[Dataset entries]
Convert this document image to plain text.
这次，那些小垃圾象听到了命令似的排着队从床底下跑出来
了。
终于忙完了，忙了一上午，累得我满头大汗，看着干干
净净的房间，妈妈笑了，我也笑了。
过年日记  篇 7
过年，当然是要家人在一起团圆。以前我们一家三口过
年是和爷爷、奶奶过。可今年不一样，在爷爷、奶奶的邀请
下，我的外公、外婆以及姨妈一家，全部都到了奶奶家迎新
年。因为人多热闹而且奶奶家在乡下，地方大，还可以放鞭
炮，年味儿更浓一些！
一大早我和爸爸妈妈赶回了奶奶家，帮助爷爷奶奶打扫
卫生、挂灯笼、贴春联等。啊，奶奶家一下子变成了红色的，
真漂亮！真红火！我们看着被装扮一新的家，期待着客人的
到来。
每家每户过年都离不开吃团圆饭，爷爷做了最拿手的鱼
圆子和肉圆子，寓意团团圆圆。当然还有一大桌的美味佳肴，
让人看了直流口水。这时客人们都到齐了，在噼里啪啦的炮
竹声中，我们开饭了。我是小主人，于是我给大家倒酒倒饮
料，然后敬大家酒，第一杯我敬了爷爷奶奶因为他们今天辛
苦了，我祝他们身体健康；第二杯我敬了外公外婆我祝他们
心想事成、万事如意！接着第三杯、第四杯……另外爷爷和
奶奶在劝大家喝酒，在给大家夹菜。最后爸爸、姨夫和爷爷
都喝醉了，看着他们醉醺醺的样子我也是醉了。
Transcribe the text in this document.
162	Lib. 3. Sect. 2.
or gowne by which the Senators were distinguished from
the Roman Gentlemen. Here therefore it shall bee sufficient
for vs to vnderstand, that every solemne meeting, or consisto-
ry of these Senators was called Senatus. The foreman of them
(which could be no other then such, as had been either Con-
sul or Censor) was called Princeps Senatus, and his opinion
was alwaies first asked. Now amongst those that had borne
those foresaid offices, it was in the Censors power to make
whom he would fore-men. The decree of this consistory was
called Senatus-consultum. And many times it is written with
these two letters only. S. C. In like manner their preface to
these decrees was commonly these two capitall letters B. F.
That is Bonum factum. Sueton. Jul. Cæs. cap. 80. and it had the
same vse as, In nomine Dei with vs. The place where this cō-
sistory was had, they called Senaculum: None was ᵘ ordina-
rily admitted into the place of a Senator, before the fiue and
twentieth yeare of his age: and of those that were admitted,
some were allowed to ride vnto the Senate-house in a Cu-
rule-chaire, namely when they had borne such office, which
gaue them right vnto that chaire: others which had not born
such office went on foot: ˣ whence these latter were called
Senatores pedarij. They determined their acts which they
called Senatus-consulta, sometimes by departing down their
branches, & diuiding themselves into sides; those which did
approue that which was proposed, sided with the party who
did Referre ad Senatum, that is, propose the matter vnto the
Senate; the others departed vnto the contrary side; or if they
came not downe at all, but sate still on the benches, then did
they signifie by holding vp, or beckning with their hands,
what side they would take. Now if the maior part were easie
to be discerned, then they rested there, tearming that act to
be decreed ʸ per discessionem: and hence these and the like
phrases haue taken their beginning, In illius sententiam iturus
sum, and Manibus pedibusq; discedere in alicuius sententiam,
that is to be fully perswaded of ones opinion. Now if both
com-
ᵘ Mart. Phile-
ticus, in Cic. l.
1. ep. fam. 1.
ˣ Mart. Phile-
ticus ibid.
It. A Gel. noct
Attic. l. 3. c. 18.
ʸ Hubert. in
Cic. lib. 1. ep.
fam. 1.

Your goal :: From the preceding material, extract every line exactly.

Expected answer ::
Convert this document image to plain text.
这次，那些小垃圾象听到了命令似的排着队从床底下跑出来
了。
终于忙完了，忙了一上午，累得我满头大汗，看着干干
净净的房间，妈妈笑了，我也笑了。
过年日记  篇 7
过年，当然是要家人在一起团圆。以前我们一家三口过
年是和爷爷、奶奶过。可今年不一样，在爷爷、奶奶的邀请
下，我的外公、外婆以及姨妈一家，全部都到了奶奶家迎新
年。因为人多热闹而且奶奶家在乡下，地方大，还可以放鞭
炮，年味儿更浓一些！
一大早我和爸爸妈妈赶回了奶奶家，帮助爷爷奶奶打扫
卫生、挂灯笼、贴春联等。啊，奶奶家一下子变成了红色的，
真漂亮！真红火！我们看着被装扮一新的家，期待着客人的
到来。
每家每户过年都离不开吃团圆饭，爷爷做了最拿手的鱼
圆子和肉圆子，寓意团团圆圆。当然还有一大桌的美味佳肴，
让人看了直流口水。这时客人们都到齐了，在噼里啪啦的炮
竹声中，我们开饭了。我是小主人，于是我给大家倒酒倒饮
料，然后敬大家酒，第一杯我敬了爷爷奶奶因为他们今天辛
苦了，我祝他们身体健康；第二杯我敬了外公外婆我祝他们
心想事成、万事如意！接着第三杯、第四杯……另外爷爷和
奶奶在劝大家喝酒，在给大家夹菜。最后爸爸、姨夫和爷爷
都喝醉了，看着他们醉醺醺的样子我也是醉了。
Transcribe the text in this document.
162	Lib. 3. Sect. 2.
or gowne by which the Senators were distinguished from
the Roman Gentlemen. Here therefore it shall bee sufficient
for vs to vnderstand, that every solemne meeting, or consisto-
ry of these Senators was called Senatus. The foreman of them
(which could be no other then such, as had been either Con-
sul or Censor) was called Princeps Senatus, and his opinion
was alwaies first asked. Now amongst those that had borne
those foresaid offices, it was in the Censors power to make
whom he would fore-men. The decree of this consistory was
called Senatus-consultum. And many times it is written with
these two letters only. S. C. In like manner their preface to
these decrees was commonly these two capitall letters B. F.
That is Bonum factum. Sueton. Jul. Cæs. cap. 80. and it had the
same vse as, In nomine Dei with vs. The place where this cō-
sistory was had, they called Senaculum: None was ᵘ ordina-
rily admitted into the place of a Senator, before the fiue and
twentieth yeare of his age: and of those that were admitted,
some were allowed to ride vnto the Senate-house in a Cu-
rule-chaire, namely when they had borne such office, which
gaue them right vnto that chaire: others which had not born
such office went on foot: ˣ whence these latter were called
Senatores pedarij. They determined their acts which they
called Senatus-consulta, sometimes by departing down their
branches, & diuiding themselves into sides; those which did
approue that which was proposed, sided with the party who
did Referre ad Senatum, that is, propose the matter vnto the
Senate; the others departed vnto the contrary side; or if they
came not downe at all, but sate still on the benches, then did
they signifie by holding vp, or beckning with their hands,
what side they would take. Now if the maior part were easie
to be discerned, then they rested there, tearming that act to
be decreed ʸ per discessionem: and hence these and the like
phrases haue taken their beginning, In illius sententiam iturus
sum, and Manibus pedibusq; discedere in alicuius sententiam,
that is to be fully perswaded of ones opinion. Now if both
com-
ᵘ Mart. Phile-
ticus, in Cic. l.
1. ep. fam. 1.
ˣ Mart. Phile-
ticus ibid.
It. A Gel. noct
Attic. l. 3. c. 18.
ʸ Hubert. in
Cic. lib. 1. ep.
fam. 1.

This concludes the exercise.